--- BEGIN Input material ---
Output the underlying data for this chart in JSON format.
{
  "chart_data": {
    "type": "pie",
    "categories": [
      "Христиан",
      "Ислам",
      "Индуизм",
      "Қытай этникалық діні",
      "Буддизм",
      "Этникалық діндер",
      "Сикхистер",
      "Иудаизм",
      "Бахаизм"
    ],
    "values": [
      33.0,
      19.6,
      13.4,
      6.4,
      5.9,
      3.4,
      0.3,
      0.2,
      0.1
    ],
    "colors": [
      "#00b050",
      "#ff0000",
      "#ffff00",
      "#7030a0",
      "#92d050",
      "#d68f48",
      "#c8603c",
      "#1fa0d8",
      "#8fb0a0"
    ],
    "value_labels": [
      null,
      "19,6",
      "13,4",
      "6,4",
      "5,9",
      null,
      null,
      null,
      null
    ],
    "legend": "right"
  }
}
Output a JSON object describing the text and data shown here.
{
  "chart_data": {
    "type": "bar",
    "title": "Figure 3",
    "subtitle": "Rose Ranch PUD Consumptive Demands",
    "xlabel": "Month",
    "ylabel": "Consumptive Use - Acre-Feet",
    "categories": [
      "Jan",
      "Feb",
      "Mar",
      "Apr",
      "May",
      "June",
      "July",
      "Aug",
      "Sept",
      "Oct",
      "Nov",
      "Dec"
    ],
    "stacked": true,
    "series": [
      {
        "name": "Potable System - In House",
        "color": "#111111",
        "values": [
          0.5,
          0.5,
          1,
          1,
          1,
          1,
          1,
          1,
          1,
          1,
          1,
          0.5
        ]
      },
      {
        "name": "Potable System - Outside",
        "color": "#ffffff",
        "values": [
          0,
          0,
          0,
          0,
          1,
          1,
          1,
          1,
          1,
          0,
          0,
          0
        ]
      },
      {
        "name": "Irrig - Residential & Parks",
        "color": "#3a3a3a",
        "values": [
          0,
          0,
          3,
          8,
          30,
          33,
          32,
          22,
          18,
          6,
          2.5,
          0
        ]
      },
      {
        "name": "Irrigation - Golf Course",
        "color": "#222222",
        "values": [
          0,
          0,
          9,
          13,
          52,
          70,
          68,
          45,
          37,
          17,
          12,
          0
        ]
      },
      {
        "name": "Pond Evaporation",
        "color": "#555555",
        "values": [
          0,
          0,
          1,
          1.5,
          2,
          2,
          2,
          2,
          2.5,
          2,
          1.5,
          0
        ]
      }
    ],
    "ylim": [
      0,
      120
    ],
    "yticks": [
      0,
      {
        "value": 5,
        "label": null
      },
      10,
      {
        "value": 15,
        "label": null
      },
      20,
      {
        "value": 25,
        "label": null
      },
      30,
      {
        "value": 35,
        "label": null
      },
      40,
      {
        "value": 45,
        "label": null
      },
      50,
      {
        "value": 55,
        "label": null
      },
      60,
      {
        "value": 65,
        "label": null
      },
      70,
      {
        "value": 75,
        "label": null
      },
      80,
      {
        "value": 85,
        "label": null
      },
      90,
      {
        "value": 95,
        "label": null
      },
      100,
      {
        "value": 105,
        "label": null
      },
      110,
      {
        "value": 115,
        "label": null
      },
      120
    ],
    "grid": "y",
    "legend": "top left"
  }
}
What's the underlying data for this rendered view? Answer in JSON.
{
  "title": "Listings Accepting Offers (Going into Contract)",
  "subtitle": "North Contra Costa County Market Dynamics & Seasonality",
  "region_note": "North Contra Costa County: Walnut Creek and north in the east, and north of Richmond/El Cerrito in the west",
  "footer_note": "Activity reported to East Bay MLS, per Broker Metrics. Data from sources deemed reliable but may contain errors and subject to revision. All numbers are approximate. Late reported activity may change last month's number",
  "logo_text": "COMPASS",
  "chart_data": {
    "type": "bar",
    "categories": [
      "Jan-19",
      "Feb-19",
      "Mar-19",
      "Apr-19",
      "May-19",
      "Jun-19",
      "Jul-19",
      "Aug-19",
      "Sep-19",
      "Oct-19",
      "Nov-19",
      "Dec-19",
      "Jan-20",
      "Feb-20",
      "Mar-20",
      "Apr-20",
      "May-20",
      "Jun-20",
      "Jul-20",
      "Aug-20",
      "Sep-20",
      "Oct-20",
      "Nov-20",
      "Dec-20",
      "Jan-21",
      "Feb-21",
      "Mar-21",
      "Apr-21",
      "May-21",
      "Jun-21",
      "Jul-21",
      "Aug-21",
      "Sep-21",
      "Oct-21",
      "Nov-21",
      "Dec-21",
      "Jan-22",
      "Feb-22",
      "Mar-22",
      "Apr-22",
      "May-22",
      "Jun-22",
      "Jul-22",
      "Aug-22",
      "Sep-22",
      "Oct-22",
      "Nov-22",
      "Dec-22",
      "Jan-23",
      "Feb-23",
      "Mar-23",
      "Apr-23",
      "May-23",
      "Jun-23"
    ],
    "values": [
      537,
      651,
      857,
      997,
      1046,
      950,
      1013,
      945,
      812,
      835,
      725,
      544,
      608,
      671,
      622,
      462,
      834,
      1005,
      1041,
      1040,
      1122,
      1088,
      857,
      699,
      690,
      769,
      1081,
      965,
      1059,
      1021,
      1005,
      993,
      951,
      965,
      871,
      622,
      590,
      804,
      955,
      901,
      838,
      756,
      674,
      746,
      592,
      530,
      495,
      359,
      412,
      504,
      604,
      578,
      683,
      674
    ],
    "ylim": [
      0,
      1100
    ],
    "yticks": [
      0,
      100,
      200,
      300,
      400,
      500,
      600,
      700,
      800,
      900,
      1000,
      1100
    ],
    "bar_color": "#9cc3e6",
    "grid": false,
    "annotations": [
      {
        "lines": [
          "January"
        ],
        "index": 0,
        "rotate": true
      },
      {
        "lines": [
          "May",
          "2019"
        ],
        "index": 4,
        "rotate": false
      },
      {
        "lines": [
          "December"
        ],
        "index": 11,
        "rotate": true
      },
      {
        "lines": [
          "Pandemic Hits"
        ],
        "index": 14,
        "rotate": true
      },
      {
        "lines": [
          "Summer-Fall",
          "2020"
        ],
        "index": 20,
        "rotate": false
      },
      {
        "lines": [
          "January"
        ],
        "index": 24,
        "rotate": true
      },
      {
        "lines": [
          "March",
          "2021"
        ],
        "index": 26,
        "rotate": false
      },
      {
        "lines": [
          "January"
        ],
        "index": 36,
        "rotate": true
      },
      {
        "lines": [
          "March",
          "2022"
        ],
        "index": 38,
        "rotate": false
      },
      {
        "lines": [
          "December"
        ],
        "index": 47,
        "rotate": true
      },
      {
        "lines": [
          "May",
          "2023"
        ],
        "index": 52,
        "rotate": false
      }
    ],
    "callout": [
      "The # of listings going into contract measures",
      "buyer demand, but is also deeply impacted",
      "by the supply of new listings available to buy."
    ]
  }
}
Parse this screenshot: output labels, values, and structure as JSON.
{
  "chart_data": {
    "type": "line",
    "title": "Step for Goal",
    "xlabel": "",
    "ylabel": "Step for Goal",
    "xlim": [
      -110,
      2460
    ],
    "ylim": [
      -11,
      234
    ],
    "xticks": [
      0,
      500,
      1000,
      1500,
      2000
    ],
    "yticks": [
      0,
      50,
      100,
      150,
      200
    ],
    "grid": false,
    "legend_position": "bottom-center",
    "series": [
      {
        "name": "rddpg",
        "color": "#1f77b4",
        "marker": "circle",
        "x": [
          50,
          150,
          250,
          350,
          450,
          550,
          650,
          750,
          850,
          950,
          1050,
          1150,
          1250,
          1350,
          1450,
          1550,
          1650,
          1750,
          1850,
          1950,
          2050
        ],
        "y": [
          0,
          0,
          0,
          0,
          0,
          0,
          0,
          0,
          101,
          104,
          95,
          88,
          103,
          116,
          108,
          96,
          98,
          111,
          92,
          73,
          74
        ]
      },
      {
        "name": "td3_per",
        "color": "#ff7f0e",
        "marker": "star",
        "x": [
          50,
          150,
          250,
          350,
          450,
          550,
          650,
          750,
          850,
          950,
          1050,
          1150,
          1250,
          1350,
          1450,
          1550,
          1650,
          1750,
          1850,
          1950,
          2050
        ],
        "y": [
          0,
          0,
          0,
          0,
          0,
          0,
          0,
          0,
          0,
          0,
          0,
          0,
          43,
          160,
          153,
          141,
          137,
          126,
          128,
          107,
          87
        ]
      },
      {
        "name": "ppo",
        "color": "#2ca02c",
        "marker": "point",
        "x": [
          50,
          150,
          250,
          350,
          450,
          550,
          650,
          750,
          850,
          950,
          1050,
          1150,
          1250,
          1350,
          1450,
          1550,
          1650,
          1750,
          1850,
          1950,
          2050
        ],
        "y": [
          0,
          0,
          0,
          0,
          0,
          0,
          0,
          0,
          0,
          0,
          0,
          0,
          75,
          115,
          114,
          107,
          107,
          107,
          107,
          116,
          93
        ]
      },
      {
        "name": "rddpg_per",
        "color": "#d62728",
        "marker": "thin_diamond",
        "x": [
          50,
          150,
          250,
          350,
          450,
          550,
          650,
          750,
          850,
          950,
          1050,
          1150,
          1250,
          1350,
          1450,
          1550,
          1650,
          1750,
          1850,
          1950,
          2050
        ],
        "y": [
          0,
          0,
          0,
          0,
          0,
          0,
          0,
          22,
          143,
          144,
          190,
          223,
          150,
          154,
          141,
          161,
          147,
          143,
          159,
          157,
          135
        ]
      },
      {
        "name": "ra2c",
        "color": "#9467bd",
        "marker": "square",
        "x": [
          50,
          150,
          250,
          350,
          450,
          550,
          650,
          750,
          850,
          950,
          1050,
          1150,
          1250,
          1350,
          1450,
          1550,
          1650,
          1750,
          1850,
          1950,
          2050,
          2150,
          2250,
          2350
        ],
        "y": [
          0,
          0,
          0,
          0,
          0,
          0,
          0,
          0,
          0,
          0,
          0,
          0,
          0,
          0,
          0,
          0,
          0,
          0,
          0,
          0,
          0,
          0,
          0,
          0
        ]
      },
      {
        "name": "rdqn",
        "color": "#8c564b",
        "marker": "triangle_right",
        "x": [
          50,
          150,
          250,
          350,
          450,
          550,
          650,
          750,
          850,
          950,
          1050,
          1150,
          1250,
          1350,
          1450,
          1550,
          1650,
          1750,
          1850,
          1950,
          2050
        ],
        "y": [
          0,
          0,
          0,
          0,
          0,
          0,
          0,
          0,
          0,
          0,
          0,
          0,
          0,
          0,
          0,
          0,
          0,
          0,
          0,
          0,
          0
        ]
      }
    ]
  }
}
--- END Input material ---
Report only the number of lines in the data above that contain "into".

• **Solution to the exercise**
2